WRITTEN PROBLEM: Extract each line holding the word "Antidisorientamento" from the entries.

Begin DATA SUPPLIED

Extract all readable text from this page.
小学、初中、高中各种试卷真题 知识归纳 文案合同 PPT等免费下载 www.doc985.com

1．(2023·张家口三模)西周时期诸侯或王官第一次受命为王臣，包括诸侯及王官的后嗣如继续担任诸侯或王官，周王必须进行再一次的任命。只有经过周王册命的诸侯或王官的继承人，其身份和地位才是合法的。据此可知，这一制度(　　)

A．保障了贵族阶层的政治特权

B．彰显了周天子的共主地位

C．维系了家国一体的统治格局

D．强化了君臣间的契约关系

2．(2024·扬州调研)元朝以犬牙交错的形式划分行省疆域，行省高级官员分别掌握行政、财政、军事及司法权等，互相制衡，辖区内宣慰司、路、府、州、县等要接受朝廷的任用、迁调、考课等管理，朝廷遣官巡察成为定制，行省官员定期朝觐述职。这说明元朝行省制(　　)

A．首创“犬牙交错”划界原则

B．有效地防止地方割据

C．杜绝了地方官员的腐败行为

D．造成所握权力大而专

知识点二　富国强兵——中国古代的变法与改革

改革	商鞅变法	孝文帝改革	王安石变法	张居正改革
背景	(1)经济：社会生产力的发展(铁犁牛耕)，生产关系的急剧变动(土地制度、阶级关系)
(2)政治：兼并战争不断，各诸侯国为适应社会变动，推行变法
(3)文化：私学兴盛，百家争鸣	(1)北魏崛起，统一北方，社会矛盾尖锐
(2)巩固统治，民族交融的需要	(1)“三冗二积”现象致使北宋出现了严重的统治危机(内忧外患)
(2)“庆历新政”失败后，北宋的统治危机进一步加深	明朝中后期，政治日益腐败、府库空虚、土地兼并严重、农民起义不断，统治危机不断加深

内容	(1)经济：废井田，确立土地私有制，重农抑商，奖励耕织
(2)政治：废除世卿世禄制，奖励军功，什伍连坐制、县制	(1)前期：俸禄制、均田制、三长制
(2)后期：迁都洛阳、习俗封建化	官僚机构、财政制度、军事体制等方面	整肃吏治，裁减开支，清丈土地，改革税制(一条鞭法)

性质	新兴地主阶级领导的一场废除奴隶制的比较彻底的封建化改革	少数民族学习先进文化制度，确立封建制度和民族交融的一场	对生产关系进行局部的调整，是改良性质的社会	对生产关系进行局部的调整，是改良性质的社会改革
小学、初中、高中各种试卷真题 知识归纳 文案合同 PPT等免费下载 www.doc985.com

End DATA SUPPLIED
Begin DATA SUPPLIED

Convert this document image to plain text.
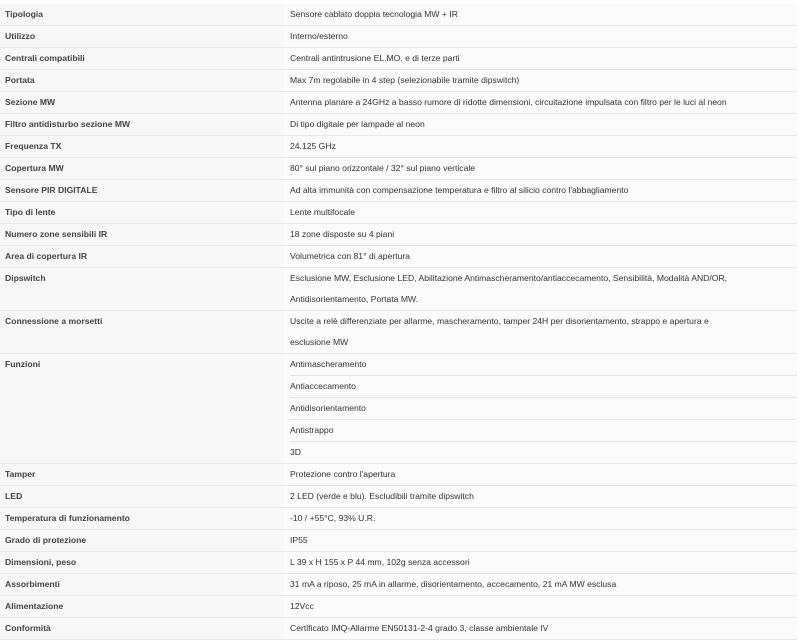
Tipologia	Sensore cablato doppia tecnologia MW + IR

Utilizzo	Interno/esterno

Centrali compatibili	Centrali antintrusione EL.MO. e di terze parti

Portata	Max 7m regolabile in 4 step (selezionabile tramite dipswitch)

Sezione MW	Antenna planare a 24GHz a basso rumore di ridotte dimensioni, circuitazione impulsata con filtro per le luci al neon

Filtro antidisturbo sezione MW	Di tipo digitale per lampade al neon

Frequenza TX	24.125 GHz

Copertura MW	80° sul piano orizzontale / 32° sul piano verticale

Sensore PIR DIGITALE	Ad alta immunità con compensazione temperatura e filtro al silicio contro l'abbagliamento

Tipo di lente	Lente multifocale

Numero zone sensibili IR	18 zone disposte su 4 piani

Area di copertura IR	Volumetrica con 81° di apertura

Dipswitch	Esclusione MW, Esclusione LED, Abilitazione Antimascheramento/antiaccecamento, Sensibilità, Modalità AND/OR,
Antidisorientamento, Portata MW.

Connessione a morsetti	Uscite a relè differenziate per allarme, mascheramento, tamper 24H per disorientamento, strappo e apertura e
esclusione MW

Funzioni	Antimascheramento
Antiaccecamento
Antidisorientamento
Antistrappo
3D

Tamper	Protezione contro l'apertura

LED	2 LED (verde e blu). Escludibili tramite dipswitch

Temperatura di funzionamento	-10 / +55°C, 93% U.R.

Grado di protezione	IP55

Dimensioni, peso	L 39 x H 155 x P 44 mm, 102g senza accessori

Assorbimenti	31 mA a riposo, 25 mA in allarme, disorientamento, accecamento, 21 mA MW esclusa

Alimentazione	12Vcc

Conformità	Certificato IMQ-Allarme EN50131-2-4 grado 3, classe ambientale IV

End DATA SUPPLIED

FINISHED TASK:
Antidisorientamento, Portata MW.
Antidisorientamento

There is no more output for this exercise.